◆ WRITTEN INSTRUCTION ◆
Keep only the lines where "text" appears.
::: DATASET ROWS :::
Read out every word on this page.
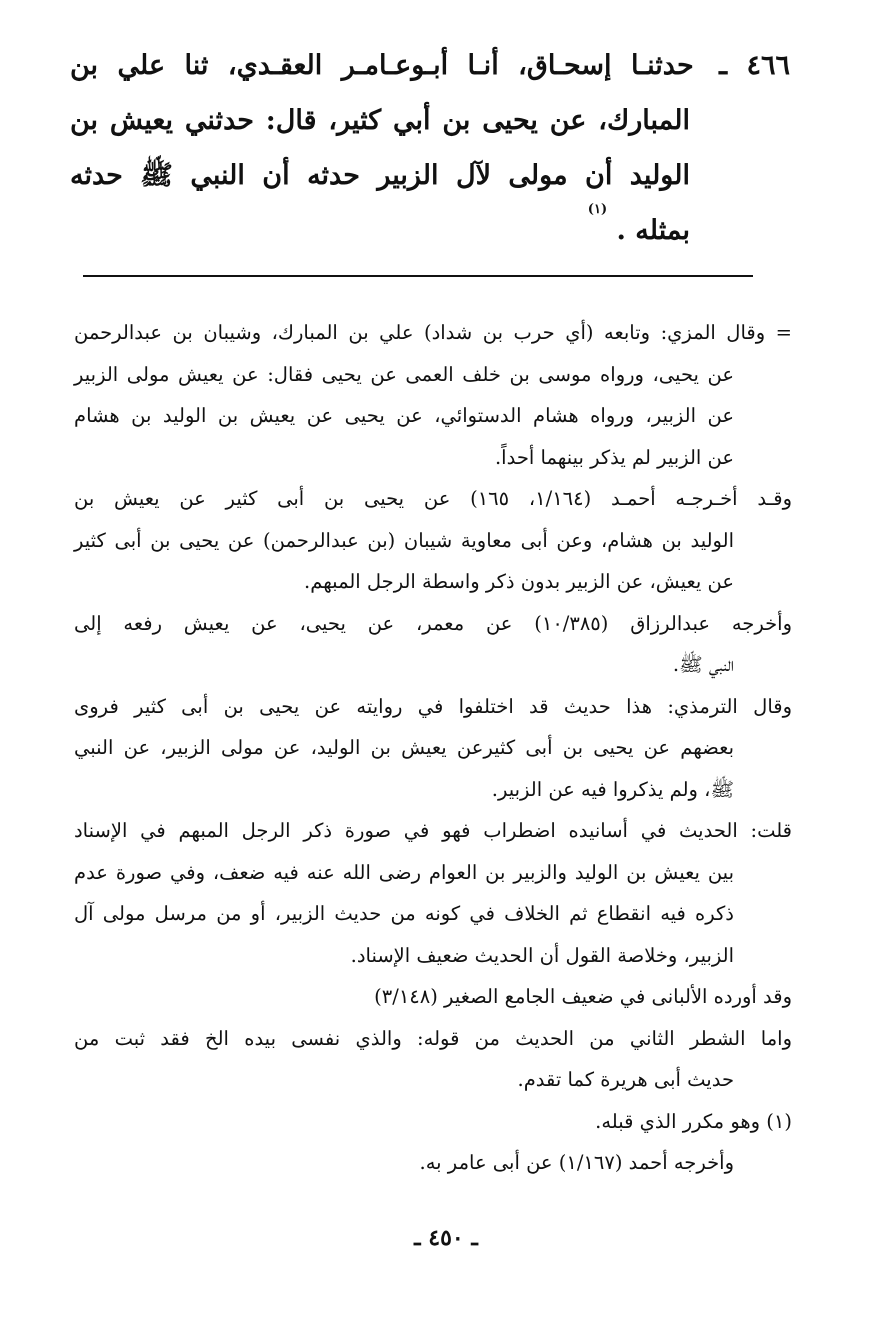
٤٦٦ ـ حدثنـا إسحـاق، أنـا أبـوعـامـر العقـدي، ثنا علي بن
المبارك، عن يحيى بن أبي كثير، قال: حدثني يعيش بن
الوليد أن مولى لآل الزبير حدثه أن النبي ﷺ حدثه
بمثله . $^{(١)}$
= وقال المزي: وتابعه (أي حرب بن شداد) علي بن المبارك، وشيبان بن عبدالرحمن
عن يحيى، ورواه موسى بن خلف العمى عن يحيى فقال: عن يعيش مولى الزبير
عن الزبير، ورواه هشام الدستوائي، عن يحيى عن يعيش بن الوليد بن هشام
عن الزبير لم يذكر بينهما أحداً.
وقـد أخـرجـه أحمـد (١/١٦٤، ١٦٥) عن يحيى بن أبى كثير عن يعيش بن
الوليد بن هشام، وعن أبى معاوية شيبان (بن عبدالرحمن) عن يحيى بن أبى كثير
عن يعيش، عن الزبير بدون ذكر واسطة الرجل المبهم.
وأخرجه عبدالرزاق (١٠/٣٨٥) عن معمر، عن يحيى، عن يعيش رفعه إلى
النبي ﷺ.
وقال الترمذي: هذا حديث قد اختلفوا في روايته عن يحيى بن أبى كثير فروى
بعضهم عن يحيى بن أبى كثيرعن يعيش بن الوليد، عن مولى الزبير، عن النبي
ﷺ، ولم يذكروا فيه عن الزبير.
قلت: الحديث في أسانيده اضطراب فهو في صورة ذكر الرجل المبهم في الإسناد
بين يعيش بن الوليد والزبير بن العوام رضى الله عنه فيه ضعف، وفي صورة عدم
ذكره فيه انقطاع ثم الخلاف في كونه من حديث الزبير، أو من مرسل مولى آل
الزبير، وخلاصة القول أن الحديث ضعيف الإسناد.
وقد أورده الألبانى في ضعيف الجامع الصغير (٣/١٤٨)
واما الشطر الثاني من الحديث من قوله: والذي نفسى بيده الخ فقد ثبت من
حديث أبى هريرة كما تقدم.
(١) وهو مكرر الذي قبله.
وأخرجه أحمد (١/١٦٧) عن أبى عامر به.
ـ ٤٥٠ ـ
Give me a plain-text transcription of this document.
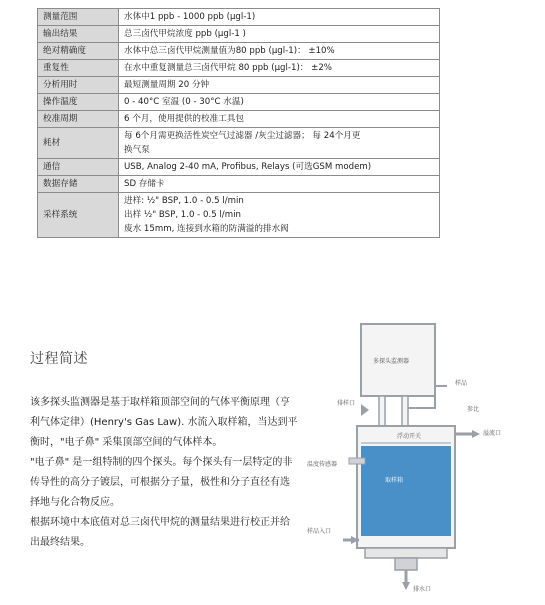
测量范围	水体中1 ppb - 1000 ppb (µgl-1)

输出结果	总三卤代甲烷浓度 ppb (µgl-1 )

绝对精确度	水体中总三卤代甲烷测量值为80 ppb (µgl-1)： ±10%

重复性	在水中重复测量总三卤代甲烷 80 ppb (µgl-1)： ±2%

分析用时	最短测量周期 20 分钟

操作温度	0 - 40°C 室温 (0 - 30°C 水温)

校准周期	6 个月，使用提供的校准工具包

耗材	每 6个月需更换活性炭空气过滤器 /灰尘过滤器； 每 24个月更
换气泵

通信	USB, Analog 2-40 mA, Profibus, Relays (可选GSM modem)

数据存储	SD 存储卡

采样系统	进样: ½" BSP, 1.0 - 0.5 l/min
出样 ½" BSP, 1.0 - 0.5 l/min
废水 15mm, 连接到水箱的防满溢的排水阀
过程简述

该多探头监测器是基于取样箱顶部空间的气体平衡原理（亨利气体定律）(Henry's Gas Law). 水流入取样箱，当达到平衡时，"电子鼻" 采集顶部空间的气体样本。

"电子鼻" 是一组特制的四个探头。每个探头有一层特定的非传导性的高分子镀层，可根据分子量，极性和分子直径有选择地与化合物反应。

根据环境中本底值对总三卤代甲烷的测量结果进行校正并给出最终结果。

多探头监测器
样品
排样口
参比
浮动开关	溢流口
温度传感器
取样箱
样品入口
排水口
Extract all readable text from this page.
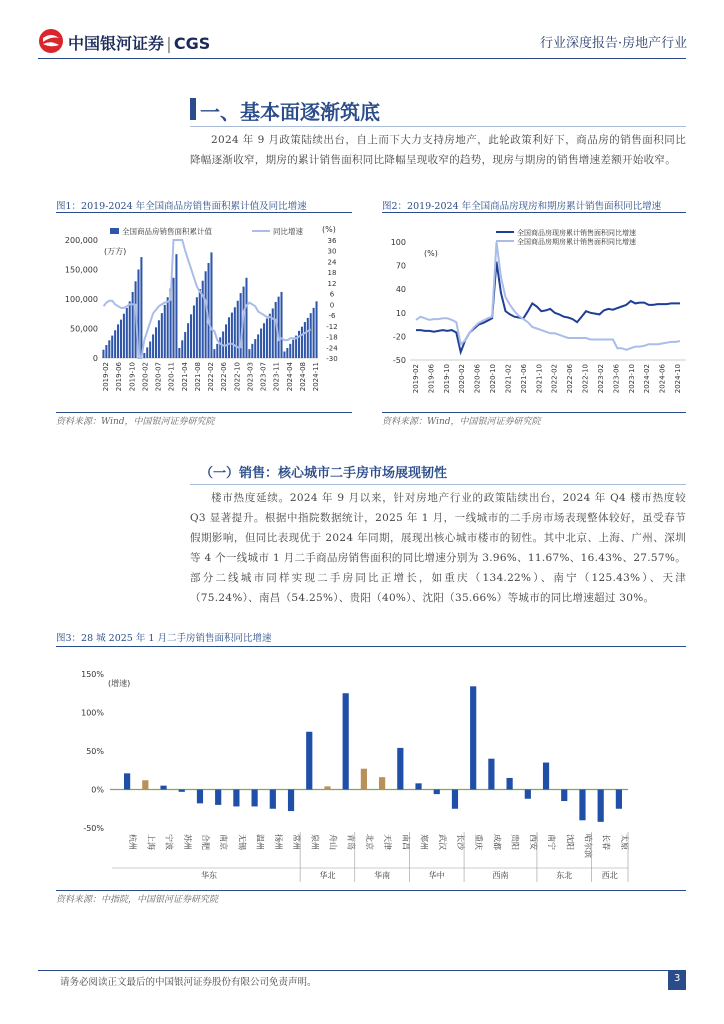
中国银河证券 | CGS	行业深度报告·房地产行业
一、基本面逐渐筑底
2024 年 9 月政策陆续出台，自上而下大力支持房地产，此轮政策利好下，商品房的销售面积同比降幅逐渐收窄，期房的累计销售面积同比降幅呈现收窄的趋势，现房与期房的销售增速差额开始收窄。
图1：2019-2024 年全国商品房销售面积累计值及同比增速
200,000
150,000
100,000
50,000
0
36
30
24
18
12
6
0
-6
-12
-18
-24
-30
(万方)
(%)
全国商品房销售面积累计值	同比增速
2019-02 2019-06 2019-10 2020-02 2020-07 2020-11 2021-04 2021-08 2022-02 2022-06 2022-10 2023-03 2023-07 2023-11 2024-04 2024-08 2024-11
资料来源：Wind，中国银河证券研究院
图2：2019-2024 年全国商品房现房和期房累计销售面积同比增速
100
70
40
10
-20
-50
(%)
全国商品房现房累计销售面积同比增速
全国商品房期房累计销售面积同比增速
2019-02 2019-06 2019-10 2020-02 2020-06 2020-10 2021-02 2021-06 2021-10 2022-02 2022-06 2022-10 2023-02 2023-06 2023-10 2024-02 2024-06 2024-10
资料来源：Wind，中国银河证券研究院
（一）销售：核心城市二手房市场展现韧性
楼市热度延续。2024 年 9 月以来，针对房地产行业的政策陆续出台，2024 年 Q4 楼市热度较 Q3 显著提升。根据中指院数据统计，2025 年 1 月，一线城市的二手房市场表现整体较好，虽受春节假期影响，但同比表现优于 2024 年同期，展现出核心城市楼市的韧性。其中北京、上海、广州、深圳等 4 个一线城市 1 月二手商品房销售面积的同比增速分别为 3.96%、11.67%、16.43%、27.57%。部分二线城市同样实现二手房同比正增长，如重庆（134.22%）、南宁（125.43%）、天津（75.24%）、南昌（54.25%）、贵阳（40%）、沈阳（35.66%）等城市的同比增速超过 30%。
图3：28 城 2025 年 1 月二手房销售面积同比增速
150%
100%
50%
0%
-50%
(增速)
杭州 上海 宁波 苏州 合肥 南京 无锡 温州 扬州 常州 泉州 舟山 青岛 北京 天津 南昌 郑州 武汉 长沙 重庆 成都 贵阳 西安 南宁 沈阳 哈尔滨 长春 太原
华东	华北	华南	华中	西南	东北	西北
资料来源：中指院，中国银河证券研究院
请务必阅读正文最后的中国银河证券股份有限公司免责声明。	3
:::
◆ THE REPLY ◆
Give me a plain-text transcription of this document.
Extract all readable text from this page.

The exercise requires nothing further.